(CHALLENGE):
Transcribe every entry below word for word, but skip the pictures.
——
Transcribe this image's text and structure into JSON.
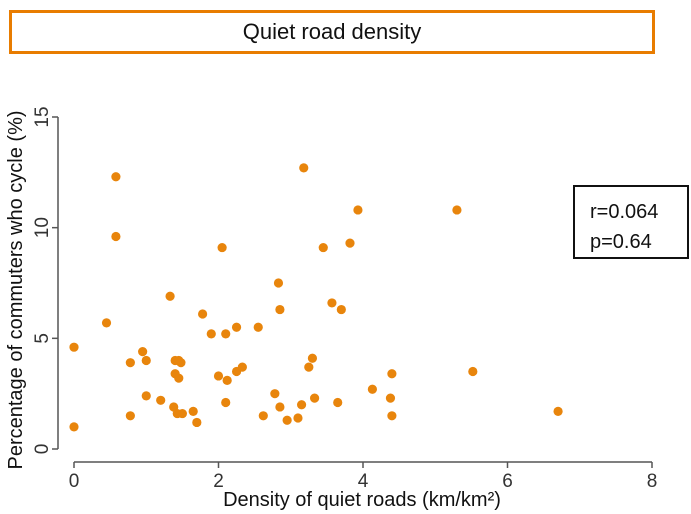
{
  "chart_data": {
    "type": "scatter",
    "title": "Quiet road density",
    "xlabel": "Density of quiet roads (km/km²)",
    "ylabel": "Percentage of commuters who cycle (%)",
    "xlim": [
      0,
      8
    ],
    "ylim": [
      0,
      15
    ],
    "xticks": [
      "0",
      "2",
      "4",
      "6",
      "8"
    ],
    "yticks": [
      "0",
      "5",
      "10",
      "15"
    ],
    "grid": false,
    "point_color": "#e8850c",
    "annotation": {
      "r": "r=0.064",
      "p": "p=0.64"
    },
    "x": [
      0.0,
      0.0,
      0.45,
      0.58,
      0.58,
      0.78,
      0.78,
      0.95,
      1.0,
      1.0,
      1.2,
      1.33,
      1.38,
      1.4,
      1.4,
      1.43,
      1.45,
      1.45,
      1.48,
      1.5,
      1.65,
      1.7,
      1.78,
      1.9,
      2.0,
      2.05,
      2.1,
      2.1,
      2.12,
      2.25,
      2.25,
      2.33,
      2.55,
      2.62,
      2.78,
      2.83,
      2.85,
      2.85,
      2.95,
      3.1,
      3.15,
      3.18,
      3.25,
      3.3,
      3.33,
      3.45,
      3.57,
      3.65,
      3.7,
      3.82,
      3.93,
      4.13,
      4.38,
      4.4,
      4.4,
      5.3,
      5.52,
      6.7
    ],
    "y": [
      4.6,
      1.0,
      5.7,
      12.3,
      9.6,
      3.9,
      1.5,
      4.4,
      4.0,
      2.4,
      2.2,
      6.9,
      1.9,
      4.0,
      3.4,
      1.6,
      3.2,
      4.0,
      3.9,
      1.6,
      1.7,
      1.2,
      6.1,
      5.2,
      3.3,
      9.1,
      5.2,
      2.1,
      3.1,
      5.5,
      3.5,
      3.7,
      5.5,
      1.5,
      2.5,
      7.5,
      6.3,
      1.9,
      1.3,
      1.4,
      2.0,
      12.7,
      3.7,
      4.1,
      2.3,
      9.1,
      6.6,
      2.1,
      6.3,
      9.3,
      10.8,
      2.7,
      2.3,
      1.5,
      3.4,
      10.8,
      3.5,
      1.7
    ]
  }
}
——
(RESPONSE FOR THIS EXERCISE):
Transcribe this image's text and structure into JSON.
{
  "chart_data": {
    "type": "scatter",
    "title": "Quiet road density",
    "xlabel": "Density of quiet roads (km/km²)",
    "ylabel": "Percentage of commuters who cycle (%)",
    "xlim": [
      0,
      8
    ],
    "ylim": [
      0,
      15
    ],
    "xticks": [
      "0",
      "2",
      "4",
      "6",
      "8"
    ],
    "yticks": [
      "0",
      "5",
      "10",
      "15"
    ],
    "grid": false,
    "point_color": "#e8850c",
    "annotation": {
      "r": "r=0.064",
      "p": "p=0.64"
    },
    "x": [
      0.0,
      0.0,
      0.45,
      0.58,
      0.58,
      0.78,
      0.78,
      0.95,
      1.0,
      1.0,
      1.2,
      1.33,
      1.38,
      1.4,
      1.4,
      1.43,
      1.45,
      1.45,
      1.48,
      1.5,
      1.65,
      1.7,
      1.78,
      1.9,
      2.0,
      2.05,
      2.1,
      2.1,
      2.12,
      2.25,
      2.25,
      2.33,
      2.55,
      2.62,
      2.78,
      2.83,
      2.85,
      2.85,
      2.95,
      3.1,
      3.15,
      3.18,
      3.25,
      3.3,
      3.33,
      3.45,
      3.57,
      3.65,
      3.7,
      3.82,
      3.93,
      4.13,
      4.38,
      4.4,
      4.4,
      5.3,
      5.52,
      6.7
    ],
    "y": [
      4.6,
      1.0,
      5.7,
      12.3,
      9.6,
      3.9,
      1.5,
      4.4,
      4.0,
      2.4,
      2.2,
      6.9,
      1.9,
      4.0,
      3.4,
      1.6,
      3.2,
      4.0,
      3.9,
      1.6,
      1.7,
      1.2,
      6.1,
      5.2,
      3.3,
      9.1,
      5.2,
      2.1,
      3.1,
      5.5,
      3.5,
      3.7,
      5.5,
      1.5,
      2.5,
      7.5,
      6.3,
      1.9,
      1.3,
      1.4,
      2.0,
      12.7,
      3.7,
      4.1,
      2.3,
      9.1,
      6.6,
      2.1,
      6.3,
      9.3,
      10.8,
      2.7,
      2.3,
      1.5,
      3.4,
      10.8,
      3.5,
      1.7
    ]
  }
}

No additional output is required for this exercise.